Task to complete — How many lines in this data contain the string "Hvis"? Reply with the number only.

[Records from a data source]
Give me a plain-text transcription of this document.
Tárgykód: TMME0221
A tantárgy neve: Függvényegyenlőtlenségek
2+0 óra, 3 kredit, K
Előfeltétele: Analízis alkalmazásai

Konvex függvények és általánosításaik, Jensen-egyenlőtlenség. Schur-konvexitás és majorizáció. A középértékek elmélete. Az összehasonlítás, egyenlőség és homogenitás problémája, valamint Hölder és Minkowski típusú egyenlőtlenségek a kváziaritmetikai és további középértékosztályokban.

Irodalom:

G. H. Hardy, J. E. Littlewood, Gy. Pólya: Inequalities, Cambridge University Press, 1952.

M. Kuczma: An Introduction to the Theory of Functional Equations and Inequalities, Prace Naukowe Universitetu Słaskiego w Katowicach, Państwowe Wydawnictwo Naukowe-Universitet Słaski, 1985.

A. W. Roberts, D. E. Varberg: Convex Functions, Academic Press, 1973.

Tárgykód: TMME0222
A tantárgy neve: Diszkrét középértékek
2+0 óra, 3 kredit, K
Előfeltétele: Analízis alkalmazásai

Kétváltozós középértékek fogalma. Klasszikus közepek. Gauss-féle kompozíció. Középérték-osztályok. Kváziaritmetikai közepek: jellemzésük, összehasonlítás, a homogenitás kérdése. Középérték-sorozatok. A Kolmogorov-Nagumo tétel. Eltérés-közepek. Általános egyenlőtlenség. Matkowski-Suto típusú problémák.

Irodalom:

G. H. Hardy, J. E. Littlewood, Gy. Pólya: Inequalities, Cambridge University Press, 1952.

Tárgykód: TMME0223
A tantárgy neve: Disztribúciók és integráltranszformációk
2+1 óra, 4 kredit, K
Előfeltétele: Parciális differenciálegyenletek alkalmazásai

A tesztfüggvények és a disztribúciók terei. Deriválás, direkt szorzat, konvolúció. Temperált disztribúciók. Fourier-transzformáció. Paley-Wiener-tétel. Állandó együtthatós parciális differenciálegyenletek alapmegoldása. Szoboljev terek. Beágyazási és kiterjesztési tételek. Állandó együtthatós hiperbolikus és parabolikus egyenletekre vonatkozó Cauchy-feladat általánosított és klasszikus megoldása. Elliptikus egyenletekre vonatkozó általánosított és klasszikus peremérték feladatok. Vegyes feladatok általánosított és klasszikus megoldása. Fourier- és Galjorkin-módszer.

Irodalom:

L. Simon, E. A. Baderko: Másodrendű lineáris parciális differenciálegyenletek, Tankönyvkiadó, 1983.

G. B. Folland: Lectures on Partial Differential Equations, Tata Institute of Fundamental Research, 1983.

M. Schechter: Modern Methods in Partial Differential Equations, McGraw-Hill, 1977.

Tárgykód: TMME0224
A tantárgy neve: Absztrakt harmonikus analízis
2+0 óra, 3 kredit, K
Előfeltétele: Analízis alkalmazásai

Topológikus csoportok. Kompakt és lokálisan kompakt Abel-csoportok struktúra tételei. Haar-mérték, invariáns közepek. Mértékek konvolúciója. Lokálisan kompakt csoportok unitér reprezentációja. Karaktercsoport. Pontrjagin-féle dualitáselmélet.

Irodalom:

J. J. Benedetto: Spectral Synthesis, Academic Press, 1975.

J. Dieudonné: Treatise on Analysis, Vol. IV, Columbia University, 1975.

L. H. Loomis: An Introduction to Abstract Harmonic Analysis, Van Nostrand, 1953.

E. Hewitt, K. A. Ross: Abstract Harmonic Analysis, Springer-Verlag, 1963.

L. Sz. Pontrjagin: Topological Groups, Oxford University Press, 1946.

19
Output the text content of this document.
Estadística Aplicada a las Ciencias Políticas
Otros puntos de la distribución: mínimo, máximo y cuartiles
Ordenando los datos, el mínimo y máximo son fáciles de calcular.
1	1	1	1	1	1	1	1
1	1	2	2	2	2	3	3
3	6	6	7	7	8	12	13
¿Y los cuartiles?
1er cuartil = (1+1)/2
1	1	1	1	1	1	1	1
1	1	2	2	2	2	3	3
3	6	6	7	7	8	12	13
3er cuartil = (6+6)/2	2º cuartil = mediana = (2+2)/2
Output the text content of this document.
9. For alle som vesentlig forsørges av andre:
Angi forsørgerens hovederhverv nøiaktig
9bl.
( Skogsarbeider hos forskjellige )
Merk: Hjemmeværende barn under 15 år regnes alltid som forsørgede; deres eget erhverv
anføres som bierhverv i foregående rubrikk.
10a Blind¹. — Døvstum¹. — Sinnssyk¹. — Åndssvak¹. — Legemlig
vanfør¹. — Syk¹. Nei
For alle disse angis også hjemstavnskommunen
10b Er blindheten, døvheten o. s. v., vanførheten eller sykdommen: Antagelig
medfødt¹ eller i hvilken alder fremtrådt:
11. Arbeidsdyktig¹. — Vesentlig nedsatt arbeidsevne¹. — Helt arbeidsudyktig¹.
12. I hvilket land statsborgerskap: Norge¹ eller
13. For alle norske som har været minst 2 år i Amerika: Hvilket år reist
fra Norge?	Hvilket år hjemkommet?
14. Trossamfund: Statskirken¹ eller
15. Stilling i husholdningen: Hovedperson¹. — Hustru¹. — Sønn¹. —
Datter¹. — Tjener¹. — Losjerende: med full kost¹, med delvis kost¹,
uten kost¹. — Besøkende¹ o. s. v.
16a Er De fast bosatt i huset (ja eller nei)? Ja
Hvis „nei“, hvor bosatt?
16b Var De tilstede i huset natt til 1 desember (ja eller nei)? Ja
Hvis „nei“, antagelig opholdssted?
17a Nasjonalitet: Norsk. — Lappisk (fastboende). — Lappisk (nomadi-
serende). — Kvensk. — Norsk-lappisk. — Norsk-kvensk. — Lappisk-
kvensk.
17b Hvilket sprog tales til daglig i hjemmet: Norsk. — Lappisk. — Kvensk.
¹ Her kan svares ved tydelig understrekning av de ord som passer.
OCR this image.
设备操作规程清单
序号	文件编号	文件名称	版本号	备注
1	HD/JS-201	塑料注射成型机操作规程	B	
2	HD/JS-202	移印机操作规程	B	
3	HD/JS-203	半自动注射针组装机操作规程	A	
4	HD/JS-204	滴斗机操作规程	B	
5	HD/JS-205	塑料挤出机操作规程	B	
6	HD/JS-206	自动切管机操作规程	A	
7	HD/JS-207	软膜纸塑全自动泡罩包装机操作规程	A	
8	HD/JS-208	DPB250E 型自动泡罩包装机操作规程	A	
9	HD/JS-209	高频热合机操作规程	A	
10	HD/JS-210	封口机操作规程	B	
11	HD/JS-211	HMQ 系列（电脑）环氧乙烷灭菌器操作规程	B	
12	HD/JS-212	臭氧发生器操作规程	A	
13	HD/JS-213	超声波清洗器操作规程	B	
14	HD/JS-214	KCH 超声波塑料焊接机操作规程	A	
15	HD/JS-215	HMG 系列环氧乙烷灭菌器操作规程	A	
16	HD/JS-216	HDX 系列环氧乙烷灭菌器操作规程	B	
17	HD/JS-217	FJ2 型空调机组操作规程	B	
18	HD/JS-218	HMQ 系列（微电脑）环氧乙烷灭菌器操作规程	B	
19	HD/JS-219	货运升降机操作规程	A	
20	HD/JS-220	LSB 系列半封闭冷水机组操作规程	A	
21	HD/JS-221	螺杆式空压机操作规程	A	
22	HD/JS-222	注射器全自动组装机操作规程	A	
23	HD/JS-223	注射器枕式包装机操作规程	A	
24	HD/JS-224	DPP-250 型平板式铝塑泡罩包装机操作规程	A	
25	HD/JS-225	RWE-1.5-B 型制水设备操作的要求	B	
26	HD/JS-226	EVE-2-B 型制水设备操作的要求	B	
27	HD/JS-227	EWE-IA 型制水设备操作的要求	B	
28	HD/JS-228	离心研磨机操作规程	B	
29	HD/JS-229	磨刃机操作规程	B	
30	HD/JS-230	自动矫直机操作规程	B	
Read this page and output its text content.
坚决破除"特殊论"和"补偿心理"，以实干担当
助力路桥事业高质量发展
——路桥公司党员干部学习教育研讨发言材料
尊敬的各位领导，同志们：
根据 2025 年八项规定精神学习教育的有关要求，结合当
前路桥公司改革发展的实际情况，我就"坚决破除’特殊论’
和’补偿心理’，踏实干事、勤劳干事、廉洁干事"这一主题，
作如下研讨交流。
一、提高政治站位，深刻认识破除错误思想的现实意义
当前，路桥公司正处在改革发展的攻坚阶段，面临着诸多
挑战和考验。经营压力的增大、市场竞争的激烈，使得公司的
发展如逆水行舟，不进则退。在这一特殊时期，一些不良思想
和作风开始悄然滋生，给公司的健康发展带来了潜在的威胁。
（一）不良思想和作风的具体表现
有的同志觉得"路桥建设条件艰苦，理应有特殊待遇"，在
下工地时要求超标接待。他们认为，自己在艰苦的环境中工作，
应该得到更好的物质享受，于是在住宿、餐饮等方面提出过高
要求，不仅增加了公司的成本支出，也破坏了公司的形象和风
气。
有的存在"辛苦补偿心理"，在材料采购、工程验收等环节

Response to the exercise — 2